→ **Problem statement**: Copy all lines of the listing that include the string "propio".

→ **Entries**:
++++++++

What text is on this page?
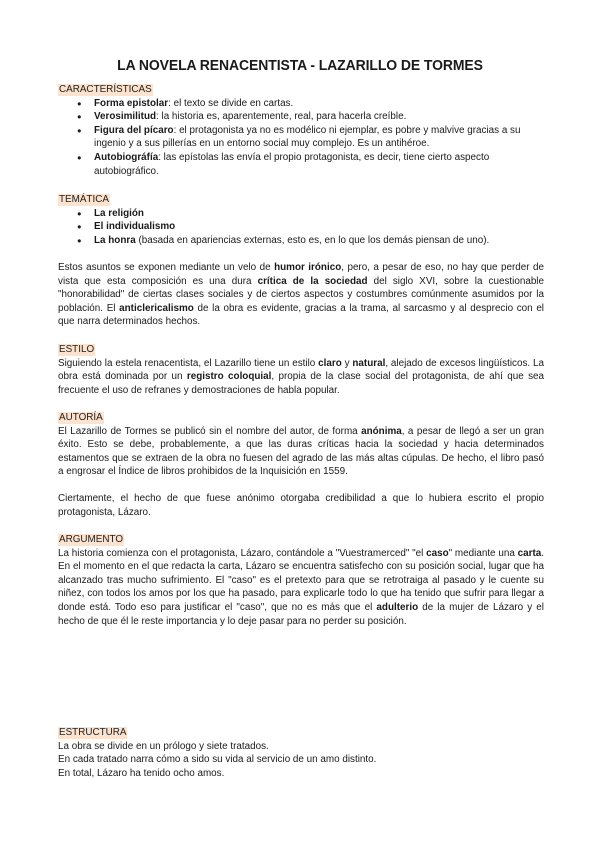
LA NOVELA RENACENTISTA - LAZARILLO DE TORMES
CARACTERÍSTICAS
● Forma epistolar: el texto se divide en cartas.
● Verosimilitud: la historia es, aparentemente, real, para hacerla creíble.
● Figura del pícaro: el protagonista ya no es modélico ni ejemplar, es pobre y malvive gracias a su ingenio y a sus pillerías en un entorno social muy complejo. Es un antihéroe.
● Autobiográfía: las epístolas las envía el propio protagonista, es decir, tiene cierto aspecto autobiográfico.
TEMÁTICA
● La religión
● El individualismo
● La honra (basada en apariencias externas, esto es, en lo que los demás piensan de uno).

Estos asuntos se exponen mediante un velo de humor irónico, pero, a pesar de eso, no hay que perder de vista que esta composición es una dura crítica de la sociedad del siglo XVI, sobre la cuestionable "honorabilidad" de ciertas clases sociales y de ciertos aspectos y costumbres comúnmente asumidos por la población. El anticlericalismo de la obra es evidente, gracias a la trama, al sarcasmo y al desprecio con el que narra determinados hechos.

ESTILO

Siguiendo la estela renacentista, el Lazarillo tiene un estilo claro y natural, alejado de excesos lingüísticos. La obra está dominada por un registro coloquial, propia de la clase social del protagonista, de ahí que sea frecuente el uso de refranes y demostraciones de habla popular.

AUTORÍA

El Lazarillo de Tormes se publicó sin el nombre del autor, de forma anónima, a pesar de llegó a ser un gran éxito. Esto se debe, probablemente, a que las duras críticas hacia la sociedad y hacia determinados estamentos que se extraen de la obra no fuesen del agrado de las más altas cúpulas. De hecho, el libro pasó a engrosar el Índice de libros prohibidos de la Inquisición en 1559.

Ciertamente, el hecho de que fuese anónimo otorgaba credibilidad a que lo hubiera escrito el propio protagonista, Lázaro.

ARGUMENTO

La historia comienza con el protagonista, Lázaro, contándole a "Vuestramerced" "el caso" mediante una carta. En el momento en el que redacta la carta, Lázaro se encuentra satisfecho con su posición social, lugar que ha alcanzado tras mucho sufrimiento. El "caso" es el pretexto para que se retrotraiga al pasado y le cuente su niñez, con todos los amos por los que ha pasado, para explicarle todo lo que ha tenido que sufrir para llegar a donde está. Todo eso para justificar el "caso", que no es más que el adulterio de la mujer de Lázaro y el hecho de que él le reste importancia y lo deje pasar para no perder su posición.

ESTRUCTURA

La obra se divide en un prólogo y siete tratados.

En cada tratado narra cómo a sido su vida al servicio de un amo distinto.

En total, Lázaro ha tenido ocho amos.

++++++++

→ **Problem solution**:
● Autobiográfía: las epístolas las envía el propio protagonista, es decir, tiene cierto aspecto autobiográfico.
Ciertamente, el hecho de que fuese anónimo otorgaba credibilidad a que lo hubiera escrito el propio protagonista, Lázaro.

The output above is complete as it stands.